What is asked: Give every line from the entries that contains "this".
═════ Listing ═════
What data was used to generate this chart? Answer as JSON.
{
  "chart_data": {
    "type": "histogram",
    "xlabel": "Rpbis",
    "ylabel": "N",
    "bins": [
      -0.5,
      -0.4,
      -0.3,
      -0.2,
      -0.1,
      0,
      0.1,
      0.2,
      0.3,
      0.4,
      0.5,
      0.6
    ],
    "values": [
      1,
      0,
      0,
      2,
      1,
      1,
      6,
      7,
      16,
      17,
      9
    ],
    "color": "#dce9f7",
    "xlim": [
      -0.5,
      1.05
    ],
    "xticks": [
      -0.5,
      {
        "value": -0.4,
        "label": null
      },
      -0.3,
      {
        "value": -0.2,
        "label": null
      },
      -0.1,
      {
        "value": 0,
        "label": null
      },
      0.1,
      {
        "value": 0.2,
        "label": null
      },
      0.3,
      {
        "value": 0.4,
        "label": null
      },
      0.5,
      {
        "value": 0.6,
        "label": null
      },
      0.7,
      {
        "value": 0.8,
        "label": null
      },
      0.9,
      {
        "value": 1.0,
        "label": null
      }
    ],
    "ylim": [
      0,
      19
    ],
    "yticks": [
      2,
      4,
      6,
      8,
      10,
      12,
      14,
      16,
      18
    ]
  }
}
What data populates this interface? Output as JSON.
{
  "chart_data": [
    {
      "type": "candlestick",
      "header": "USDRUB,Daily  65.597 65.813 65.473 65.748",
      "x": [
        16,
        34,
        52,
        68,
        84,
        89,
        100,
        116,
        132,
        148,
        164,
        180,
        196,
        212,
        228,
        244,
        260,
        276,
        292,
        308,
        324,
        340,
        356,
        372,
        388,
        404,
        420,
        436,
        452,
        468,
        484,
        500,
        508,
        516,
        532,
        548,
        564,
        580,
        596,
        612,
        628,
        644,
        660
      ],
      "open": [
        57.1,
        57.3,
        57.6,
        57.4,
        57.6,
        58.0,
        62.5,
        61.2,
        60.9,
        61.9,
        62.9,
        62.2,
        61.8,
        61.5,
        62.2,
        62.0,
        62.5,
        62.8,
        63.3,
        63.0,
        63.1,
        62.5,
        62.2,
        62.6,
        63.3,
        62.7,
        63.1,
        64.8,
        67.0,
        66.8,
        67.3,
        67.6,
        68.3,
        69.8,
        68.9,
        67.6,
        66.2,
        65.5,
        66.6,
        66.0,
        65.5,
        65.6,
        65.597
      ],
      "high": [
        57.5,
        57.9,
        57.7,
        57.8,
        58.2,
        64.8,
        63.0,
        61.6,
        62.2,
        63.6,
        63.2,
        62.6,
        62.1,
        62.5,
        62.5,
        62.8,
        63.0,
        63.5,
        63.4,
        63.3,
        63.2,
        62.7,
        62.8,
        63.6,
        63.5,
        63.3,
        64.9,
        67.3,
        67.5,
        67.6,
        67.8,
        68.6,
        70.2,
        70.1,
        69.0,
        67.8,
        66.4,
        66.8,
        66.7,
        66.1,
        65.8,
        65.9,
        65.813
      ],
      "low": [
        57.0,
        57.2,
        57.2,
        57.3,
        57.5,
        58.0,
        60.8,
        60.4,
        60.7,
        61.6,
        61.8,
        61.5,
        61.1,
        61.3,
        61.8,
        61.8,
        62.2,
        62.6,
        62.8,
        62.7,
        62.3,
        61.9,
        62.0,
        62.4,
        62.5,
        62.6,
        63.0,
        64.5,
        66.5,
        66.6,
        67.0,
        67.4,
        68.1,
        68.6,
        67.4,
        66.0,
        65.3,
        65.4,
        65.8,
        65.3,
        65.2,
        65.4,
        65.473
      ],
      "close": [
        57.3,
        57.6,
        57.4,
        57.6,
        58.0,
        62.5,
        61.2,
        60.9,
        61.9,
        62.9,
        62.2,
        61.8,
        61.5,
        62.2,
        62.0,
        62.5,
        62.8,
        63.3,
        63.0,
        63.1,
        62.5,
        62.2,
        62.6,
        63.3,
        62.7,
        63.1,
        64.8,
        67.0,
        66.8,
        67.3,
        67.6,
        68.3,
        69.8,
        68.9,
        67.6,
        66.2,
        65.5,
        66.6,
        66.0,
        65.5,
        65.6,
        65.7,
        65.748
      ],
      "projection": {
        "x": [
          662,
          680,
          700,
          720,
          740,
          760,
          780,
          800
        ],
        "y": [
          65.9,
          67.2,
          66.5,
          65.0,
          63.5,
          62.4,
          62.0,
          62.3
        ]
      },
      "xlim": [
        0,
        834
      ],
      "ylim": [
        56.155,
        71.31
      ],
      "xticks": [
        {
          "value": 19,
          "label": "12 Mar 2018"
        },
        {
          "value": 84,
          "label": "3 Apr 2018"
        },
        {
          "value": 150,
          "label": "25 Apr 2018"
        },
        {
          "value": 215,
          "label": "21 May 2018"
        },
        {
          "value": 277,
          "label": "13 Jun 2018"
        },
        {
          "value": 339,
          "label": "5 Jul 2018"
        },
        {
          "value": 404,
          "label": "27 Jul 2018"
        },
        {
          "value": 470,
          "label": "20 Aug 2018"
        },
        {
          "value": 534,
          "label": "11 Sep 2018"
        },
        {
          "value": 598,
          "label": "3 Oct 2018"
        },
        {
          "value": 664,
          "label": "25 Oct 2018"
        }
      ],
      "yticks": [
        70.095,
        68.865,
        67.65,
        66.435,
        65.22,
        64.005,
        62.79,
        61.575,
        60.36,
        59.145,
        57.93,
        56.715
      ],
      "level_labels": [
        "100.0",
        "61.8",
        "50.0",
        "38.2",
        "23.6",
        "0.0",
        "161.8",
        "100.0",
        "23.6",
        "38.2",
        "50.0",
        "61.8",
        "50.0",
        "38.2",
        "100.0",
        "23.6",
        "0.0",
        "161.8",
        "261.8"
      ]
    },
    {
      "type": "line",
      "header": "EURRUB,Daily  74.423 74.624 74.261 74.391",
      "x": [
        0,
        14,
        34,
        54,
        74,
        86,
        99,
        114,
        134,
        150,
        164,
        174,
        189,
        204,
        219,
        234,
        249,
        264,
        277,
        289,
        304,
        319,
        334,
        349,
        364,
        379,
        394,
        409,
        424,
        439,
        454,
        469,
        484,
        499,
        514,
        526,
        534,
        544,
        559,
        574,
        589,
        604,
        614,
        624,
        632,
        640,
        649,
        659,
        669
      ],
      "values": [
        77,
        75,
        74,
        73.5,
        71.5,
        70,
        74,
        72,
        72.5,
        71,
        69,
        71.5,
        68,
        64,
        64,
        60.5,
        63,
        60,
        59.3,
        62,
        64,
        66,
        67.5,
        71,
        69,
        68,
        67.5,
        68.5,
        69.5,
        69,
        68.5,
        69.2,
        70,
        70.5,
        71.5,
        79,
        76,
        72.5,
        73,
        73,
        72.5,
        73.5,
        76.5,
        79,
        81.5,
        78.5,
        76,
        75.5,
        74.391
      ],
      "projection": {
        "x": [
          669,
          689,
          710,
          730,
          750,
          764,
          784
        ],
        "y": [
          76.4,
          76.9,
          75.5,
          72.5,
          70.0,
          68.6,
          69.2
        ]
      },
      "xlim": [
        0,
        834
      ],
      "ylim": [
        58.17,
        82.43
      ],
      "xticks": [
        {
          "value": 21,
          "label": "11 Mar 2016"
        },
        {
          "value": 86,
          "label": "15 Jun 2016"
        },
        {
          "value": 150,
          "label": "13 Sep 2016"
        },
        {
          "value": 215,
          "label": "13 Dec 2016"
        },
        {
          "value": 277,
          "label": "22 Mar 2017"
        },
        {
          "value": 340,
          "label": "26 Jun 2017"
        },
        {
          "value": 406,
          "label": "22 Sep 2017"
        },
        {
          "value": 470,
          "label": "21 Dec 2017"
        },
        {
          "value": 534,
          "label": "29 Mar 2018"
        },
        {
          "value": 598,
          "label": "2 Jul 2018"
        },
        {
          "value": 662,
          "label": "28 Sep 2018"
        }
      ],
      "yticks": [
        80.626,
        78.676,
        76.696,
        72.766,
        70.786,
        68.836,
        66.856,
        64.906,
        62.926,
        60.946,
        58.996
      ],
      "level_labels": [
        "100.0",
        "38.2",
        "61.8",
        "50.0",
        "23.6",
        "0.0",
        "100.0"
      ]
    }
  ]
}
═════
Full output:
What data was used to generate this chart? Answer as JSON.
What data populates this interface? Output as JSON.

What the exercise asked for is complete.